A block of data
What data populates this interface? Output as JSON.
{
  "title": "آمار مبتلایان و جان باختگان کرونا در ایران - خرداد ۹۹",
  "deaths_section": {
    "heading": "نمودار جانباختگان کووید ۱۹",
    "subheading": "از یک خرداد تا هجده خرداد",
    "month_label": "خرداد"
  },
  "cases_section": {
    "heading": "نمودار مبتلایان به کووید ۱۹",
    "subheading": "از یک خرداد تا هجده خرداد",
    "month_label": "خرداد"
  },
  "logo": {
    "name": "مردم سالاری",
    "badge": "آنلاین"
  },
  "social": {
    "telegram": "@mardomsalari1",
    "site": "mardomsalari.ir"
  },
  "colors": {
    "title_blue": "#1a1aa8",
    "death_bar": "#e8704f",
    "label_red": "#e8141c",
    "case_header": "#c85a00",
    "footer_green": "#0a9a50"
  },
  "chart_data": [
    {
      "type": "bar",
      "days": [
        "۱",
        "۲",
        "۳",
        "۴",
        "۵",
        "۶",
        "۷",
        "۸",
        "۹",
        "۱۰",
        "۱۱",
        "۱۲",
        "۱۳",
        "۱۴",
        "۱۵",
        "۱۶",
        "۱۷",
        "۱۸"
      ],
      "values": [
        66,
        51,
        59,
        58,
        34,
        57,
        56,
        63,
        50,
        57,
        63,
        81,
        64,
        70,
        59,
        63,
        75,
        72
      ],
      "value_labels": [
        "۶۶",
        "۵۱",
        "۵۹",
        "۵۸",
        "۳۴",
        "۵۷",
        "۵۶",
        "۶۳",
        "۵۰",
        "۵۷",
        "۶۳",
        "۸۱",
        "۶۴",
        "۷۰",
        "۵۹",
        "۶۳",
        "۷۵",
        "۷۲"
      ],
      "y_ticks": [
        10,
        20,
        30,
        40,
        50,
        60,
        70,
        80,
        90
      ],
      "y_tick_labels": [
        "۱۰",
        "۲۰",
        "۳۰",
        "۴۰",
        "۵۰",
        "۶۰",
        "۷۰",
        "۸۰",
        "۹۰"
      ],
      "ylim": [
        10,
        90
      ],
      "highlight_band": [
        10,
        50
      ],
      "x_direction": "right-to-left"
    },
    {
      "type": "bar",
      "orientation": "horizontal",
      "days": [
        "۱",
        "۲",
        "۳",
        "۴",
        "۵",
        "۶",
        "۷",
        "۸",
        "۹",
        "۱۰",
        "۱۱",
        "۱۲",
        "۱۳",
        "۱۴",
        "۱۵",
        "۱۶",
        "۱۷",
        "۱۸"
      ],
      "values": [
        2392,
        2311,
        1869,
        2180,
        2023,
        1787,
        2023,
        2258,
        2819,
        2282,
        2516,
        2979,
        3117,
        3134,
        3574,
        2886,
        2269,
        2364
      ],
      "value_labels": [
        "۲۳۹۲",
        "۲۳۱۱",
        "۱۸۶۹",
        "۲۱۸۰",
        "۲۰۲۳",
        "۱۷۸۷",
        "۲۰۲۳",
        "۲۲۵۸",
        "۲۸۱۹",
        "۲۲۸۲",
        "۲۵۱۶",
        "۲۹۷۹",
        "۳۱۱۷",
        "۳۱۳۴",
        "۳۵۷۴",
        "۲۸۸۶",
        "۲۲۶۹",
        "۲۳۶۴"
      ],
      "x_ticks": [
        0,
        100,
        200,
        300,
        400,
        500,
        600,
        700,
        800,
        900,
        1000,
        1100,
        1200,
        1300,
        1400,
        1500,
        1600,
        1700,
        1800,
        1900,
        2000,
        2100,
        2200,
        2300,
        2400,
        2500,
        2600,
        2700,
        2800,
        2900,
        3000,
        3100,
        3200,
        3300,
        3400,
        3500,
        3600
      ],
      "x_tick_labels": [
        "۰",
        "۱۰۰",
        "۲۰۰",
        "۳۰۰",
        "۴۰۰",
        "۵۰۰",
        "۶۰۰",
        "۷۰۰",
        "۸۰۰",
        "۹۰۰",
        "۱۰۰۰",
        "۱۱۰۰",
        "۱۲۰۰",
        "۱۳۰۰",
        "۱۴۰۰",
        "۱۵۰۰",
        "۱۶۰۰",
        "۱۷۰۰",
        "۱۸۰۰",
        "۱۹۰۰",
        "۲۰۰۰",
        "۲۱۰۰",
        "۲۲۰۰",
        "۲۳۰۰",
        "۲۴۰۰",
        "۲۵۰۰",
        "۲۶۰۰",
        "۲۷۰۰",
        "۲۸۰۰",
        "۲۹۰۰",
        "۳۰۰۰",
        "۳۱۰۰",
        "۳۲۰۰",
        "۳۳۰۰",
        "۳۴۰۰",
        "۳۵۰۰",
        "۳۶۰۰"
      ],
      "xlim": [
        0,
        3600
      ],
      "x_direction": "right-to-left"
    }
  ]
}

WHAT YOU WILL DO: Restate the whole of the material exactly.

SOLUTION TO THE PROBLEM:
What data populates this interface? Output as JSON.
{
  "title": "آمار مبتلایان و جان باختگان کرونا در ایران - خرداد ۹۹",
  "deaths_section": {
    "heading": "نمودار جانباختگان کووید ۱۹",
    "subheading": "از یک خرداد تا هجده خرداد",
    "month_label": "خرداد"
  },
  "cases_section": {
    "heading": "نمودار مبتلایان به کووید ۱۹",
    "subheading": "از یک خرداد تا هجده خرداد",
    "month_label": "خرداد"
  },
  "logo": {
    "name": "مردم سالاری",
    "badge": "آنلاین"
  },
  "social": {
    "telegram": "@mardomsalari1",
    "site": "mardomsalari.ir"
  },
  "colors": {
    "title_blue": "#1a1aa8",
    "death_bar": "#e8704f",
    "label_red": "#e8141c",
    "case_header": "#c85a00",
    "footer_green": "#0a9a50"
  },
  "chart_data": [
    {
      "type": "bar",
      "days": [
        "۱",
        "۲",
        "۳",
        "۴",
        "۵",
        "۶",
        "۷",
        "۸",
        "۹",
        "۱۰",
        "۱۱",
        "۱۲",
        "۱۳",
        "۱۴",
        "۱۵",
        "۱۶",
        "۱۷",
        "۱۸"
      ],
      "values": [
        66,
        51,
        59,
        58,
        34,
        57,
        56,
        63,
        50,
        57,
        63,
        81,
        64,
        70,
        59,
        63,
        75,
        72
      ],
      "value_labels": [
        "۶۶",
        "۵۱",
        "۵۹",
        "۵۸",
        "۳۴",
        "۵۷",
        "۵۶",
        "۶۳",
        "۵۰",
        "۵۷",
        "۶۳",
        "۸۱",
        "۶۴",
        "۷۰",
        "۵۹",
        "۶۳",
        "۷۵",
        "۷۲"
      ],
      "y_ticks": [
        10,
        20,
        30,
        40,
        50,
        60,
        70,
        80,
        90
      ],
      "y_tick_labels": [
        "۱۰",
        "۲۰",
        "۳۰",
        "۴۰",
        "۵۰",
        "۶۰",
        "۷۰",
        "۸۰",
        "۹۰"
      ],
      "ylim": [
        10,
        90
      ],
      "highlight_band": [
        10,
        50
      ],
      "x_direction": "right-to-left"
    },
    {
      "type": "bar",
      "orientation": "horizontal",
      "days": [
        "۱",
        "۲",
        "۳",
        "۴",
        "۵",
        "۶",
        "۷",
        "۸",
        "۹",
        "۱۰",
        "۱۱",
        "۱۲",
        "۱۳",
        "۱۴",
        "۱۵",
        "۱۶",
        "۱۷",
        "۱۸"
      ],
      "values": [
        2392,
        2311,
        1869,
        2180,
        2023,
        1787,
        2023,
        2258,
        2819,
        2282,
        2516,
        2979,
        3117,
        3134,
        3574,
        2886,
        2269,
        2364
      ],
      "value_labels": [
        "۲۳۹۲",
        "۲۳۱۱",
        "۱۸۶۹",
        "۲۱۸۰",
        "۲۰۲۳",
        "۱۷۸۷",
        "۲۰۲۳",
        "۲۲۵۸",
        "۲۸۱۹",
        "۲۲۸۲",
        "۲۵۱۶",
        "۲۹۷۹",
        "۳۱۱۷",
        "۳۱۳۴",
        "۳۵۷۴",
        "۲۸۸۶",
        "۲۲۶۹",
        "۲۳۶۴"
      ],
      "x_ticks": [
        0,
        100,
        200,
        300,
        400,
        500,
        600,
        700,
        800,
        900,
        1000,
        1100,
        1200,
        1300,
        1400,
        1500,
        1600,
        1700,
        1800,
        1900,
        2000,
        2100,
        2200,
        2300,
        2400,
        2500,
        2600,
        2700,
        2800,
        2900,
        3000,
        3100,
        3200,
        3300,
        3400,
        3500,
        3600
      ],
      "x_tick_labels": [
        "۰",
        "۱۰۰",
        "۲۰۰",
        "۳۰۰",
        "۴۰۰",
        "۵۰۰",
        "۶۰۰",
        "۷۰۰",
        "۸۰۰",
        "۹۰۰",
        "۱۰۰۰",
        "۱۱۰۰",
        "۱۲۰۰",
        "۱۳۰۰",
        "۱۴۰۰",
        "۱۵۰۰",
        "۱۶۰۰",
        "۱۷۰۰",
        "۱۸۰۰",
        "۱۹۰۰",
        "۲۰۰۰",
        "۲۱۰۰",
        "۲۲۰۰",
        "۲۳۰۰",
        "۲۴۰۰",
        "۲۵۰۰",
        "۲۶۰۰",
        "۲۷۰۰",
        "۲۸۰۰",
        "۲۹۰۰",
        "۳۰۰۰",
        "۳۱۰۰",
        "۳۲۰۰",
        "۳۳۰۰",
        "۳۴۰۰",
        "۳۵۰۰",
        "۳۶۰۰"
      ],
      "xlim": [
        0,
        3600
      ],
      "x_direction": "right-to-left"
    }
  ]
}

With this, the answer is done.